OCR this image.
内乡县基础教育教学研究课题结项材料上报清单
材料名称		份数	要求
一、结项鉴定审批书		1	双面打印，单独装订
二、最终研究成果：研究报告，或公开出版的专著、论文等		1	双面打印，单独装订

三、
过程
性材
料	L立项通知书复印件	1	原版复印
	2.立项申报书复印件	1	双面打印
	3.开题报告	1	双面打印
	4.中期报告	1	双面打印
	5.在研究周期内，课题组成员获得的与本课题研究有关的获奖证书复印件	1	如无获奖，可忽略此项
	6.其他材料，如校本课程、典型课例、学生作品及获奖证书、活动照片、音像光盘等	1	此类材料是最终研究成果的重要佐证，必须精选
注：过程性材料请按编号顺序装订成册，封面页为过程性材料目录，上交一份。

- [DO THIS]
Recite the full listing above exactly.

- [ANSWER TO THIS EXERCISE]
OCR this image.
内乡县基础教育教学研究课题结项材料上报清单
材料名称		份数	要求
一、结项鉴定审批书		1	双面打印，单独装订
二、最终研究成果：研究报告，或公开出版的专著、论文等		1	双面打印，单独装订

三、
过程
性材
料	L立项通知书复印件	1	原版复印
	2.立项申报书复印件	1	双面打印
	3.开题报告	1	双面打印
	4.中期报告	1	双面打印
	5.在研究周期内，课题组成员获得的与本课题研究有关的获奖证书复印件	1	如无获奖，可忽略此项
	6.其他材料，如校本课程、典型课例、学生作品及获奖证书、活动照片、音像光盘等	1	此类材料是最终研究成果的重要佐证，必须精选
注：过程性材料请按编号顺序装订成册，封面页为过程性材料目录，上交一份。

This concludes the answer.